## [Records supplied]
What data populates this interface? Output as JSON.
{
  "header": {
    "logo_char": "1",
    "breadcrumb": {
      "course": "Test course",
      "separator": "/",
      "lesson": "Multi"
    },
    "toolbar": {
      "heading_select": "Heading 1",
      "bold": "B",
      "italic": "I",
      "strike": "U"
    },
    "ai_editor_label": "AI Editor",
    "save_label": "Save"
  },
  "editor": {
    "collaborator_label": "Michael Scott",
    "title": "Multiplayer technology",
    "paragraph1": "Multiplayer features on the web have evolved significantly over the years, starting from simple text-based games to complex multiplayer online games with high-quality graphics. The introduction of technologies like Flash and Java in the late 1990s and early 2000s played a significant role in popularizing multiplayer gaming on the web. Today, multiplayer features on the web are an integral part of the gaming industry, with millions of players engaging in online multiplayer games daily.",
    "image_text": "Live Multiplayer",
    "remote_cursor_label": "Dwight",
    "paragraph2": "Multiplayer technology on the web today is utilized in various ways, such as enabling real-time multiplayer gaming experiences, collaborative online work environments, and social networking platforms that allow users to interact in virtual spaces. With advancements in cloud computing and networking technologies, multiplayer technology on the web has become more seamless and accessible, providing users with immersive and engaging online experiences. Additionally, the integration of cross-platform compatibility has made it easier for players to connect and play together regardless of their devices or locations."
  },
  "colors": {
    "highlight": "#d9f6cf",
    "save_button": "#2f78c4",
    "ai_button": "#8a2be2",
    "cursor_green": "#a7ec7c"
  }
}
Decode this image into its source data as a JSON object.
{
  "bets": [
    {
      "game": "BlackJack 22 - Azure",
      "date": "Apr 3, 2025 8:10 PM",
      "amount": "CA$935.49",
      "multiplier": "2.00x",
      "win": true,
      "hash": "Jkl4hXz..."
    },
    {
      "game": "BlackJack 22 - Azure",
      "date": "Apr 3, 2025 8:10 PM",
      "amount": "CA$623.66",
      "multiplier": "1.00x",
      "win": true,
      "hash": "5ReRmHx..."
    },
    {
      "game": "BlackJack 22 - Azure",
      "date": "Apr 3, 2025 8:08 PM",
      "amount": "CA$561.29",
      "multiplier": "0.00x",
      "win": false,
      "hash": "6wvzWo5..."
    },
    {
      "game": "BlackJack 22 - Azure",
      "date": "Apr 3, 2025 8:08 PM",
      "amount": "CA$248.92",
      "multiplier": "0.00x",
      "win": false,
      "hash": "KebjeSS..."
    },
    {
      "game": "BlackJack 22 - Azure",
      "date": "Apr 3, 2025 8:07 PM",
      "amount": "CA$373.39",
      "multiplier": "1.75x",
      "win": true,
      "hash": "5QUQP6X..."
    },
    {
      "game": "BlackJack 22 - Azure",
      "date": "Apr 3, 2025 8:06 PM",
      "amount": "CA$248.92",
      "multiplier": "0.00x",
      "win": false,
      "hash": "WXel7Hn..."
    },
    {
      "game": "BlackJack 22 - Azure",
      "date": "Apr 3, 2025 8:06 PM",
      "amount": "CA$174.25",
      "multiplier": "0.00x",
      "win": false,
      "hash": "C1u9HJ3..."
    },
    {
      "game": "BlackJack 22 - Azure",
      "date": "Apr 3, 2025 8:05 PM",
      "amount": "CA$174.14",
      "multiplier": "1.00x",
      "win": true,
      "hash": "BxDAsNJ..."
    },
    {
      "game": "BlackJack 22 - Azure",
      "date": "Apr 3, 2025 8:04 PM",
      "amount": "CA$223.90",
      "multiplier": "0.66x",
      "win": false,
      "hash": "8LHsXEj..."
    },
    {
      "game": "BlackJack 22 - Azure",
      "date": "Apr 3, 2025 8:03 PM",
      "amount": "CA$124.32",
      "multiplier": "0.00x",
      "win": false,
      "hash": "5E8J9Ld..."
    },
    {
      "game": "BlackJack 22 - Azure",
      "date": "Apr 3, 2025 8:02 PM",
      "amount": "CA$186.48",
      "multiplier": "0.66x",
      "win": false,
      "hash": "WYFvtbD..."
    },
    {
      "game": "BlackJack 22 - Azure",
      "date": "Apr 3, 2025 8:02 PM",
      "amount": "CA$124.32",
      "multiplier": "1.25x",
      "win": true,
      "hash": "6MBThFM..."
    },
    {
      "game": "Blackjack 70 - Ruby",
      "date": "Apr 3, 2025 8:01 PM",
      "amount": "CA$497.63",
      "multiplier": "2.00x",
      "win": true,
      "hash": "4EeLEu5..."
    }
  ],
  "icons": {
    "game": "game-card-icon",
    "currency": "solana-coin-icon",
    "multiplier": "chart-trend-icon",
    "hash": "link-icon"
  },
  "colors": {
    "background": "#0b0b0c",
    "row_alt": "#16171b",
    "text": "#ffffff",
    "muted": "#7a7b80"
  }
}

## [What the task asks]
Find the word "this" in the material, then list each line that holds it.

## [Problem solution]
What data populates this interface? Output as JSON.
Decode this image into its source data as a JSON object.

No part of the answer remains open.